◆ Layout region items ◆
+---+

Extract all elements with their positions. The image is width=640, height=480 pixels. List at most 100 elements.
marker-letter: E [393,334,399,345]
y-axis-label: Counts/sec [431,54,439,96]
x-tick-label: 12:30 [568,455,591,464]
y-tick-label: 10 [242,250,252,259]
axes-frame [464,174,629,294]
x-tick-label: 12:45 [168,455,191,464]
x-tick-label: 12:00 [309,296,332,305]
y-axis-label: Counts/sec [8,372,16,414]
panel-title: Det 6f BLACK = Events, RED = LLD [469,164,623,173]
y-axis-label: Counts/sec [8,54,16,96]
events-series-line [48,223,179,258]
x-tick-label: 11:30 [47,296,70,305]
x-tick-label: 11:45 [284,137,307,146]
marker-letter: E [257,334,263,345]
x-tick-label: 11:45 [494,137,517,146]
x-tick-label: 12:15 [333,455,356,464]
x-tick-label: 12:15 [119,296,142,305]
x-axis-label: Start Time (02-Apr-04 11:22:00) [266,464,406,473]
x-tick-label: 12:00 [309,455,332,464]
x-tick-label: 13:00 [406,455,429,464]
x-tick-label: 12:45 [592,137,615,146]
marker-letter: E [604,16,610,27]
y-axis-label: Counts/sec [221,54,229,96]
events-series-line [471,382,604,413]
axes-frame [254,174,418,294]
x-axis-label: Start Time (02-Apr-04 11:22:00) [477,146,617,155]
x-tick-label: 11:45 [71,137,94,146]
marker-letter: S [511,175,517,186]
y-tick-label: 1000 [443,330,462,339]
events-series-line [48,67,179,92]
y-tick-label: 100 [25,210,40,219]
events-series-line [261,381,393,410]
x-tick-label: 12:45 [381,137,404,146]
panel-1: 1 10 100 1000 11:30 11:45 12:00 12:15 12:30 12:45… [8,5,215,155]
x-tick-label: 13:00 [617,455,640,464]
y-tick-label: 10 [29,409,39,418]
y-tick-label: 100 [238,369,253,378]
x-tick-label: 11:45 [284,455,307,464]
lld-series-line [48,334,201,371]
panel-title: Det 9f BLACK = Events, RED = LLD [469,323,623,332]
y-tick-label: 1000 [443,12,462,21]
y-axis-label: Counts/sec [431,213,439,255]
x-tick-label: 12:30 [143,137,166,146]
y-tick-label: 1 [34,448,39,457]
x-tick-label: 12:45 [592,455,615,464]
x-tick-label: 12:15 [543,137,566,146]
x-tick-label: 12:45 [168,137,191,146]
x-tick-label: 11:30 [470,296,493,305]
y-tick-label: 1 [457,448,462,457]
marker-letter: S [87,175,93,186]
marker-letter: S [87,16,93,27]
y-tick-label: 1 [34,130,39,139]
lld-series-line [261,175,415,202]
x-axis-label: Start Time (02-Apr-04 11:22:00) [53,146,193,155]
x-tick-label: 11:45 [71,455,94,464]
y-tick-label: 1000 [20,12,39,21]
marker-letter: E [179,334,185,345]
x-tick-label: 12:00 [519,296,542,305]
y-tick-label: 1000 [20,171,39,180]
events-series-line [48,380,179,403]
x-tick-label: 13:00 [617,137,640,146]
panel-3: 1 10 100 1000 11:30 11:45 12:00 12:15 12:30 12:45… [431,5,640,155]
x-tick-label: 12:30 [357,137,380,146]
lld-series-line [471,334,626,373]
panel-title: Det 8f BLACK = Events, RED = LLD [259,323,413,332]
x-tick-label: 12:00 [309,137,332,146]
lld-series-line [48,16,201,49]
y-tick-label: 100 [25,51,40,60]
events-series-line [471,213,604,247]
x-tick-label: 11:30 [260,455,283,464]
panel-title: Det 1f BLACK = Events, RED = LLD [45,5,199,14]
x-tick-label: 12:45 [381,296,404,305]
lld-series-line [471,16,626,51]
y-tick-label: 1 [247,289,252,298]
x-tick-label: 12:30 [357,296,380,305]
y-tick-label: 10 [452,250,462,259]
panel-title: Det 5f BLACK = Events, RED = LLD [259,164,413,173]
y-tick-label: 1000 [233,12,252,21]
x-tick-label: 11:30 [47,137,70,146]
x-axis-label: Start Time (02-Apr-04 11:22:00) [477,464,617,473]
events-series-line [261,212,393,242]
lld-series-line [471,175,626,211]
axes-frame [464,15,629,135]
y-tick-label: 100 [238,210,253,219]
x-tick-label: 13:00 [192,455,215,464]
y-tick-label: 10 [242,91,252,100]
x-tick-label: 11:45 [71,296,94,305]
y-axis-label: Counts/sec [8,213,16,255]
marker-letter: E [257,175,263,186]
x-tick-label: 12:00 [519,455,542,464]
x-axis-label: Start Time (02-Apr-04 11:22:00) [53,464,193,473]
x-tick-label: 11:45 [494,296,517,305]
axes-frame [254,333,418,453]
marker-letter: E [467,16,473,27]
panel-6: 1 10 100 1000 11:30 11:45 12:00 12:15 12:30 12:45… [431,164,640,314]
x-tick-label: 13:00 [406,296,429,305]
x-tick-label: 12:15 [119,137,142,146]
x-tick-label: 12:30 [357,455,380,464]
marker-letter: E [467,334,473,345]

+---+

◆ WHAT TO PRODUCE ◆
Please locate every line of the items above that contains the word "Time", matching case exactly, and copy each such line.

◆ THE COMPLETED TASK ◆
x-axis-label: Start Time (02-Apr-04 11:22:00) [266,464,406,473]
x-axis-label: Start Time (02-Apr-04 11:22:00) [477,146,617,155]
x-axis-label: Start Time (02-Apr-04 11:22:00) [53,146,193,155]
x-axis-label: Start Time (02-Apr-04 11:22:00) [477,464,617,473]
x-axis-label: Start Time (02-Apr-04 11:22:00) [53,464,193,473]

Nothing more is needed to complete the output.